> REQUIREMENTS
Put the lines of every item below into a Markdown table with the columns "Row" and "Line". Number each row and leave out blank lines.

> DATA TO USE
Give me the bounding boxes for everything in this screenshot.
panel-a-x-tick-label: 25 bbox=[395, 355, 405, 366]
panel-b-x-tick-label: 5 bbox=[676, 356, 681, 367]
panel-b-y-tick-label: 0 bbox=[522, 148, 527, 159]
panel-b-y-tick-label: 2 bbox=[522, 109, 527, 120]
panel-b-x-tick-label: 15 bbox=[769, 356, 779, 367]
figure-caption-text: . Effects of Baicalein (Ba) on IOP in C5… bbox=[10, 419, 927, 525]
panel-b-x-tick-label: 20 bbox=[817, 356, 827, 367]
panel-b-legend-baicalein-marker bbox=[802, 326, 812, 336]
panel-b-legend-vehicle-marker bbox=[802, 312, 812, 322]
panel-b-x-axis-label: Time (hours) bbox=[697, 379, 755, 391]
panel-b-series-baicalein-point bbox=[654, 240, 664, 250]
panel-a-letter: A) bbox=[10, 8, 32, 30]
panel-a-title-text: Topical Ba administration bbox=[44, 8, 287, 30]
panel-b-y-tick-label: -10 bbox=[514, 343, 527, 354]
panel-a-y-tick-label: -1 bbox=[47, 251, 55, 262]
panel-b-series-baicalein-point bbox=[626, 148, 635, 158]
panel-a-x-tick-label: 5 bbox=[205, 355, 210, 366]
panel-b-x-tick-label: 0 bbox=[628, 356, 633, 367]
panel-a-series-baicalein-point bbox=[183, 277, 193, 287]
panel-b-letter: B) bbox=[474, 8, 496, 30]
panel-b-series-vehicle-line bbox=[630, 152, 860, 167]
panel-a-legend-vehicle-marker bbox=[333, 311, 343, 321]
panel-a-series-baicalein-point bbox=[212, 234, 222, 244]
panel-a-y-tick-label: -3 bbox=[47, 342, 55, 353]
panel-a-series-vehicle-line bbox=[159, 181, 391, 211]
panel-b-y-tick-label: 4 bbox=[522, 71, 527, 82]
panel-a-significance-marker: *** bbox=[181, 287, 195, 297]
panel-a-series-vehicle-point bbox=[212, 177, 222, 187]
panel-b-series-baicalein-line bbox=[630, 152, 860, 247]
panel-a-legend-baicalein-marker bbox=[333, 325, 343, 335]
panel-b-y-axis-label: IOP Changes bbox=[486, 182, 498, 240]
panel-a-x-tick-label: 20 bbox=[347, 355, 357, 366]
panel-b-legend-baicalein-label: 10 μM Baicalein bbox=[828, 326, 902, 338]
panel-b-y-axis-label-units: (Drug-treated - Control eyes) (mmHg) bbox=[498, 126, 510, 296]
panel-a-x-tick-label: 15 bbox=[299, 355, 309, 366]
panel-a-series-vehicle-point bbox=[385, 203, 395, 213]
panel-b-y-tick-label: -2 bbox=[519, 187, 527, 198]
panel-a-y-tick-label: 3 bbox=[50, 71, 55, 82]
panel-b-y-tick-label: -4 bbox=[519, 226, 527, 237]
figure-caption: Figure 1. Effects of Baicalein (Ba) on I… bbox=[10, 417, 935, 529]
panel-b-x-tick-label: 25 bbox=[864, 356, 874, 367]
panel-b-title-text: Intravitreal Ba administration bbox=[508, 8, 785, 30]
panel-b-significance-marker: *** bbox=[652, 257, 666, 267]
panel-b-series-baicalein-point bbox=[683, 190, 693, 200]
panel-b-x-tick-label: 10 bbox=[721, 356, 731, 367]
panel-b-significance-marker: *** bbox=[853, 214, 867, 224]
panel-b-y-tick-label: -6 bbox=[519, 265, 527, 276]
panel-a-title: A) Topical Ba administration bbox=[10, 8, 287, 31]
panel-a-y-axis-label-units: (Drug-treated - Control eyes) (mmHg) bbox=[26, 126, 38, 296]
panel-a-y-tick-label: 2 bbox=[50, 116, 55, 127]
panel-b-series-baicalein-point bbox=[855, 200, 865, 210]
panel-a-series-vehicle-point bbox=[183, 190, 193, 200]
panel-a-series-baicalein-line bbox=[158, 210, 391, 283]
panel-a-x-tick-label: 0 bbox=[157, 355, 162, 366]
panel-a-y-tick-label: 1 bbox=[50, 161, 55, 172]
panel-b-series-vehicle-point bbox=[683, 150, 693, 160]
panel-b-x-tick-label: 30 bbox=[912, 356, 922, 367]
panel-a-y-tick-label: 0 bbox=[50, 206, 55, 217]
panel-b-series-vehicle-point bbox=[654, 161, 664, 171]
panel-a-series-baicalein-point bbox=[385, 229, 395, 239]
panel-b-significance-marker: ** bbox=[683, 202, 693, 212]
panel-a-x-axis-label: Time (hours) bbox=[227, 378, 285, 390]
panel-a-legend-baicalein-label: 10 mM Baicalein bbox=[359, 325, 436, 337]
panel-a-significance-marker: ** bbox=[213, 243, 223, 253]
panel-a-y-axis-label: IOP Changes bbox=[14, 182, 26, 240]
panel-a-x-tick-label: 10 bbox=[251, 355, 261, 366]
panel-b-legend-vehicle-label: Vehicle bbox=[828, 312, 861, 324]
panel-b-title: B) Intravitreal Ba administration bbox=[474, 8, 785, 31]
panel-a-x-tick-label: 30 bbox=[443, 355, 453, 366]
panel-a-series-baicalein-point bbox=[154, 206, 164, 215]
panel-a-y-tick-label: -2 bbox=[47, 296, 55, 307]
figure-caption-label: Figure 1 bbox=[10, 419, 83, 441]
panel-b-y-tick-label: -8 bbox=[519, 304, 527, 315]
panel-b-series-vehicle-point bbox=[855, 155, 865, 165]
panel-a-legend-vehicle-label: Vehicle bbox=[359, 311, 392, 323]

> OUTPUT BELOW
| Row | Line |
|---|---|
| 1 | Give me the bounding boxes for everything in this screenshot. |
| 2 | panel-a-x-tick-label: 25 bbox=[395, 355, 405, 366] |
| 3 | panel-b-x-tick-label: 5 bbox=[676, 356, 681, 367] |
| 4 | panel-b-y-tick-label: 0 bbox=[522, 148, 527, 159] |
| 5 | panel-b-y-tick-label: 2 bbox=[522, 109, 527, 120] |
| 6 | panel-b-x-tick-label: 15 bbox=[769, 356, 779, 367] |
| 7 | figure-caption-text: . Effects of Baicalein (Ba) on IOP in C5… bbox=[10, 419, 927, 525] |
| 8 | panel-b-x-tick-label: 20 bbox=[817, 356, 827, 367] |
| 9 | panel-b-legend-baicalein-marker bbox=[802, 326, 812, 336] |
| 10 | panel-b-legend-vehicle-marker bbox=[802, 312, 812, 322] |
| 11 | panel-b-x-axis-label: Time (hours) bbox=[697, 379, 755, 391] |
| 12 | panel-b-series-baicalein-point bbox=[654, 240, 664, 250] |
| 13 | panel-a-letter: A) bbox=[10, 8, 32, 30] |
| 14 | panel-a-title-text: Topical Ba administration bbox=[44, 8, 287, 30] |
| 15 | panel-b-y-tick-label: -10 bbox=[514, 343, 527, 354] |
| 16 | panel-a-y-tick-label: -1 bbox=[47, 251, 55, 262] |
| 17 | panel-b-series-baicalein-point bbox=[626, 148, 635, 158] |
| 18 | panel-a-x-tick-label: 5 bbox=[205, 355, 210, 366] |
| 19 | panel-b-x-tick-label: 0 bbox=[628, 356, 633, 367] |
| 20 | panel-a-series-baicalein-point bbox=[183, 277, 193, 287] |
| 21 | panel-b-letter: B) bbox=[474, 8, 496, 30] |
| 22 | panel-b-series-vehicle-line bbox=[630, 152, 860, 167] |
| 23 | panel-a-legend-vehicle-marker bbox=[333, 311, 343, 321] |
| 24 | panel-a-series-baicalein-point bbox=[212, 234, 222, 244] |
| 25 | panel-a-y-tick-label: -3 bbox=[47, 342, 55, 353] |
| 26 | panel-a-series-vehicle-line bbox=[159, 181, 391, 211] |
| 27 | panel-b-y-tick-label: 4 bbox=[522, 71, 527, 82] |
| 28 | panel-a-significance-marker: *** bbox=[181, 287, 195, 297] |
| 29 | panel-a-series-vehicle-point bbox=[212, 177, 222, 187] |
| 30 | panel-b-series-baicalein-line bbox=[630, 152, 860, 247] |
| 31 | panel-a-legend-baicalein-marker bbox=[333, 325, 343, 335] |
| 32 | panel-b-y-axis-label: IOP Changes bbox=[486, 182, 498, 240] |
| 33 | panel-a-x-tick-label: 20 bbox=[347, 355, 357, 366] |
| 34 | panel-b-legend-baicalein-label: 10 μM Baicalein bbox=[828, 326, 902, 338] |
| 35 | panel-b-y-axis-label-units: (Drug-treated - Control eyes) (mmHg) bbox=[498, 126, 510, 296] |
| 36 | panel-a-x-tick-label: 15 bbox=[299, 355, 309, 366] |
| 37 | panel-a-series-vehicle-point bbox=[385, 203, 395, 213] |
| 38 | panel-b-y-tick-label: -2 bbox=[519, 187, 527, 198] |
| 39 | panel-a-y-tick-label: 3 bbox=[50, 71, 55, 82] |
| 40 | panel-b-y-tick-label: -4 bbox=[519, 226, 527, 237] |
| 41 | figure-caption: Figure 1. Effects of Baicalein (Ba) on I… bbox=[10, 417, 935, 529] |
| 42 | panel-b-x-tick-label: 25 bbox=[864, 356, 874, 367] |
| 43 | panel-b-title-text: Intravitreal Ba administration bbox=[508, 8, 785, 30] |
| 44 | panel-b-significance-marker: *** bbox=[652, 257, 666, 267] |
| 45 | panel-b-series-baicalein-point bbox=[683, 190, 693, 200] |
| 46 | panel-b-x-tick-label: 10 bbox=[721, 356, 731, 367] |
| 47 | panel-b-significance-marker: *** bbox=[853, 214, 867, 224] |
| 48 | panel-b-y-tick-label: -6 bbox=[519, 265, 527, 276] |
| 49 | panel-a-title: A) Topical Ba administration bbox=[10, 8, 287, 31] |
| 50 | panel-a-y-axis-label-units: (Drug-treated - Control eyes) (mmHg) bbox=[26, 126, 38, 296] |
| 51 | panel-a-y-tick-label: 2 bbox=[50, 116, 55, 127] |
| 52 | panel-b-series-baicalein-point bbox=[855, 200, 865, 210] |
| 53 | panel-a-series-vehicle-point bbox=[183, 190, 193, 200] |
| 54 | panel-a-series-baicalein-line bbox=[158, 210, 391, 283] |
| 55 | panel-a-x-tick-label: 0 bbox=[157, 355, 162, 366] |
| 56 | panel-a-y-tick-label: 1 bbox=[50, 161, 55, 172] |
| 57 | panel-b-series-vehicle-point bbox=[683, 150, 693, 160] |
| 58 | panel-b-x-tick-label: 30 bbox=[912, 356, 922, 367] |
| 59 | panel-a-y-tick-label: 0 bbox=[50, 206, 55, 217] |
| 60 | panel-b-series-vehicle-point bbox=[654, 161, 664, 171] |
| 61 | panel-a-series-baicalein-point bbox=[385, 229, 395, 239] |
| 62 | panel-b-significance-marker: ** bbox=[683, 202, 693, 212] |
| 63 | panel-a-x-axis-label: Time (hours) bbox=[227, 378, 285, 390] |
| 64 | panel-a-legend-baicalein-label: 10 mM Baicalein bbox=[359, 325, 436, 337] |
| 65 | panel-a-significance-marker: ** bbox=[213, 243, 223, 253] |
| 66 | panel-a-y-axis-label: IOP Changes bbox=[14, 182, 26, 240] |
| 67 | panel-a-x-tick-label: 10 bbox=[251, 355, 261, 366] |
| 68 | panel-b-legend-vehicle-label: Vehicle bbox=[828, 312, 861, 324] |
| 69 | panel-b-title: B) Intravitreal Ba administration bbox=[474, 8, 785, 31] |
| 70 | panel-a-x-tick-label: 30 bbox=[443, 355, 453, 366] |
| 71 | panel-a-series-baicalein-point bbox=[154, 206, 164, 215] |
| 72 | panel-a-y-tick-label: -2 bbox=[47, 296, 55, 307] |
| 73 | figure-caption-label: Figure 1 bbox=[10, 419, 83, 441] |
| 74 | panel-b-y-tick-label: -8 bbox=[519, 304, 527, 315] |
| 75 | panel-b-series-vehicle-point bbox=[855, 155, 865, 165] |
| 76 | panel-a-legend-vehicle-label: Vehicle bbox=[359, 311, 392, 323] |